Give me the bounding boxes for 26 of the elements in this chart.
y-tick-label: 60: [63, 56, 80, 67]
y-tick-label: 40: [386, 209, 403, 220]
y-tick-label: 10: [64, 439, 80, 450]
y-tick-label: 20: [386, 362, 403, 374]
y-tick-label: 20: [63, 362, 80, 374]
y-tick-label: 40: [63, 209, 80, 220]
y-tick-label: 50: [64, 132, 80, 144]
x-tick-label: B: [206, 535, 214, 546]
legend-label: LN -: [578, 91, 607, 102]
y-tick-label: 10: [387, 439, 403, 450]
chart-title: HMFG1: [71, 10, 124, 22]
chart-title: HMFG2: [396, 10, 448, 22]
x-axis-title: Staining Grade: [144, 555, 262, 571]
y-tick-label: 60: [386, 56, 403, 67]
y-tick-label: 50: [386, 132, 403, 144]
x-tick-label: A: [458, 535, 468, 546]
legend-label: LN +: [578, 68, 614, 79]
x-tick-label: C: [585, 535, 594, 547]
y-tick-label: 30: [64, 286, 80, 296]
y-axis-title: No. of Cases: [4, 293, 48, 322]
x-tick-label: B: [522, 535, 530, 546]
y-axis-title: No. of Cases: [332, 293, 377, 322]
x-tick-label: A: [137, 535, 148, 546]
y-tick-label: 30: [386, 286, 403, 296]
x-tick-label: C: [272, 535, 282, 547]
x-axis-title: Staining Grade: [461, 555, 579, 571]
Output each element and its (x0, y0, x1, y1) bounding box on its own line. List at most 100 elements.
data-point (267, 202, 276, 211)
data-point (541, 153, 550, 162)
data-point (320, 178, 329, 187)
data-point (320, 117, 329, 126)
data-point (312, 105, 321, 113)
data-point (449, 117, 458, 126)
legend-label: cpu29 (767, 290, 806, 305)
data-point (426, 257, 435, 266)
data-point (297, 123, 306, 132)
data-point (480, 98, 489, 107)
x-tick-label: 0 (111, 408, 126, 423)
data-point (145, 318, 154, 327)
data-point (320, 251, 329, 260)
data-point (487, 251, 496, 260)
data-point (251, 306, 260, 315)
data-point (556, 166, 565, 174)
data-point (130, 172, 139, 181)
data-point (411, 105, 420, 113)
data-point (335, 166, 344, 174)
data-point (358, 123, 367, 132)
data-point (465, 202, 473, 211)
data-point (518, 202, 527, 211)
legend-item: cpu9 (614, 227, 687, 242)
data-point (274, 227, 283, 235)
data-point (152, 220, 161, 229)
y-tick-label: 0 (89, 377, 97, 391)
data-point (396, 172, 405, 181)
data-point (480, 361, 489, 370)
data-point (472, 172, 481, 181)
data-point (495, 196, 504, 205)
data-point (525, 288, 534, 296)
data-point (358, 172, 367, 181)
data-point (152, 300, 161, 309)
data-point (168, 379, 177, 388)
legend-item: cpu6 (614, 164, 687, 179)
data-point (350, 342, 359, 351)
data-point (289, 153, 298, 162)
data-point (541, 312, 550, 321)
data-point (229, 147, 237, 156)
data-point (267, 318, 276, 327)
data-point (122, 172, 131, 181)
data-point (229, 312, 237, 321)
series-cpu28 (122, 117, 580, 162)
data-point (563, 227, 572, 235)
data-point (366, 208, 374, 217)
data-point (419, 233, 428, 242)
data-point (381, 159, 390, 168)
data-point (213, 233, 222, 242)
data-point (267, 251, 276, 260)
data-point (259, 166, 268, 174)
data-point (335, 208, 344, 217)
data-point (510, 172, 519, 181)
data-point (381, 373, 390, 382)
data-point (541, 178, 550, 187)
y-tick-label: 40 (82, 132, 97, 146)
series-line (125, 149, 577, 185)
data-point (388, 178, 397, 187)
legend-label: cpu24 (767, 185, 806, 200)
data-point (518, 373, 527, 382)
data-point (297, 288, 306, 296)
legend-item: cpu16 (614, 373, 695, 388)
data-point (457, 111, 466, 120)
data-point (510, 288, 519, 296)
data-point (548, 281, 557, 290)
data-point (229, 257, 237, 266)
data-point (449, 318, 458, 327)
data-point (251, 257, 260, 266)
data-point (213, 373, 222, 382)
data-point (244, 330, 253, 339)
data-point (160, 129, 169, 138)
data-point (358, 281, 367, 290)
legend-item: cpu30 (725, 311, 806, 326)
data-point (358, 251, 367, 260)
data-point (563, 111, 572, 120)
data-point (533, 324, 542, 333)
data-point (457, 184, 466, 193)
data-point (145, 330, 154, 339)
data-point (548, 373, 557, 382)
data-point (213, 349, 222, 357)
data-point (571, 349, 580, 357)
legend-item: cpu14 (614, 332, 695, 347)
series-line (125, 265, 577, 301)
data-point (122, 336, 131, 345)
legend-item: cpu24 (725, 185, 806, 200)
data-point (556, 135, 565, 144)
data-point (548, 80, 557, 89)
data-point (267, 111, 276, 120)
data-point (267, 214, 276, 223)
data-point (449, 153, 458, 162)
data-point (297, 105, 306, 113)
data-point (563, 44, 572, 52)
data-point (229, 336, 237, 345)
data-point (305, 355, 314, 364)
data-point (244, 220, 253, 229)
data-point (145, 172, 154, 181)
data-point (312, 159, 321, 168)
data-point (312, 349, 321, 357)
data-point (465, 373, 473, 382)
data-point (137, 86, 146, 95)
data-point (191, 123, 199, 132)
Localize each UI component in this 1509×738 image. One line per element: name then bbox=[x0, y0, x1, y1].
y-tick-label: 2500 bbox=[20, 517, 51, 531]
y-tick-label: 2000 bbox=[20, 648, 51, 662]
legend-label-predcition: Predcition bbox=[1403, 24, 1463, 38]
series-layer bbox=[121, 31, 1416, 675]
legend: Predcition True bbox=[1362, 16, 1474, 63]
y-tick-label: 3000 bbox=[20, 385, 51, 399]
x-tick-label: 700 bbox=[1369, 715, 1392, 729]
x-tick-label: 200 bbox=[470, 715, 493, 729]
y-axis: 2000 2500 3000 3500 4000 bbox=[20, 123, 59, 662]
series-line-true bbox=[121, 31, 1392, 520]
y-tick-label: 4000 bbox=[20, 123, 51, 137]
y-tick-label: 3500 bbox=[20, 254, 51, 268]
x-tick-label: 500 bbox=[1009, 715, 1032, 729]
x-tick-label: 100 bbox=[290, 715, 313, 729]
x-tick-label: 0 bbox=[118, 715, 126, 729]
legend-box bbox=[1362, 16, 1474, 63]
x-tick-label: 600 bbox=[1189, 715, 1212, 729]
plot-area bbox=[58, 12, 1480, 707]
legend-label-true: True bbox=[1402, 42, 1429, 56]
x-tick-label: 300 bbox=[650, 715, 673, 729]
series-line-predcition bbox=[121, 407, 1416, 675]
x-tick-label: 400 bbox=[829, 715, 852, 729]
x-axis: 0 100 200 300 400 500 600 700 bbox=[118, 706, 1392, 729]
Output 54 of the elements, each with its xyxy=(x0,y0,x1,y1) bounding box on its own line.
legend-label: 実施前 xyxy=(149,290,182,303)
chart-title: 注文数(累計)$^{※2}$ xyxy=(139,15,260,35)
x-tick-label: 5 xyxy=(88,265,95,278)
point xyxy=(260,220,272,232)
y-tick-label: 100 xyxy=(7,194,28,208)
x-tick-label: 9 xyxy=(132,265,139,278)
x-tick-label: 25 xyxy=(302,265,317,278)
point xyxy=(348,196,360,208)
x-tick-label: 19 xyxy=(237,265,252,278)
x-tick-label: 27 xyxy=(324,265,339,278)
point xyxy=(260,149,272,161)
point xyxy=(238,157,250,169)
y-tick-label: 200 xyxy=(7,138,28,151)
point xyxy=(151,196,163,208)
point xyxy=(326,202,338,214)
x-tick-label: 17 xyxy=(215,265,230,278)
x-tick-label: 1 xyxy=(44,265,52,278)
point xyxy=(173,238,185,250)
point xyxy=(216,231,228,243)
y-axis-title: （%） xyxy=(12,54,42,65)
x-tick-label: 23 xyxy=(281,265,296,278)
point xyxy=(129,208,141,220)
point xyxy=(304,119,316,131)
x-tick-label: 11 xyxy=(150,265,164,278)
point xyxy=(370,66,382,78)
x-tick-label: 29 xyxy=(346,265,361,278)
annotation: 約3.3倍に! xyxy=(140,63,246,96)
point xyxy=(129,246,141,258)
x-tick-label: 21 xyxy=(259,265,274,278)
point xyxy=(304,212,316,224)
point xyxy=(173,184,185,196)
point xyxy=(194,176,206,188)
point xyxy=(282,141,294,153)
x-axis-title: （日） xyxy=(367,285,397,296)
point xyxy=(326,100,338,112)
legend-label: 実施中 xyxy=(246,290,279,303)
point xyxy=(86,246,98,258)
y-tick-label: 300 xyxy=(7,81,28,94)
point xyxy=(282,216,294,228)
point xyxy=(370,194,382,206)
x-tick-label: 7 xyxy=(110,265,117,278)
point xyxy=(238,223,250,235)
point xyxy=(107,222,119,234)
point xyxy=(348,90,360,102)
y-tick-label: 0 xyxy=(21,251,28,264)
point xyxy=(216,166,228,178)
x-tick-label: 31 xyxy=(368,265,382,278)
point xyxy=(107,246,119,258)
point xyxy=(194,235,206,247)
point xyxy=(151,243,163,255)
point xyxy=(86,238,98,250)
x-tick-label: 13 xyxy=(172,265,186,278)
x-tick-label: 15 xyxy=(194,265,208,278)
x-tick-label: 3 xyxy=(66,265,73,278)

# What this task involves:
Render the rows as a JSON list of strings, with one string per line and blank lines omitted. Begin at the first line of the rows and stop after the line that contains "y-axis-title: No. of Cases: [332, 293, 377, 322]", including both.

# Solution to the problem:
[
  "Give me the bounding boxes for 26 of the elements in this chart.",
  "y-tick-label: 60: [63, 56, 80, 67]",
  "y-tick-label: 40: [386, 209, 403, 220]",
  "y-tick-label: 10: [64, 439, 80, 450]",
  "y-tick-label: 20: [386, 362, 403, 374]",
  "y-tick-label: 20: [63, 362, 80, 374]",
  "y-tick-label: 40: [63, 209, 80, 220]",
  "y-tick-label: 50: [64, 132, 80, 144]",
  "x-tick-label: B: [206, 535, 214, 546]",
  "legend-label: LN -: [578, 91, 607, 102]",
  "y-tick-label: 10: [387, 439, 403, 450]",
  "chart-title: HMFG1: [71, 10, 124, 22]",
  "chart-title: HMFG2: [396, 10, 448, 22]",
  "x-axis-title: Staining Grade: [144, 555, 262, 571]",
  "y-tick-label: 60: [386, 56, 403, 67]",
  "y-tick-label: 50: [386, 132, 403, 144]",
  "x-tick-label: A: [458, 535, 468, 546]",
  "legend-label: LN +: [578, 68, 614, 79]",
  "x-tick-label: C: [585, 535, 594, 547]",
  "y-tick-label: 30: [64, 286, 80, 296]",
  "y-axis-title: No. of Cases: [4, 293, 48, 322]",
  "x-tick-label: B: [522, 535, 530, 546]",
  "y-axis-title: No. of Cases: [332, 293, 377, 322]"
]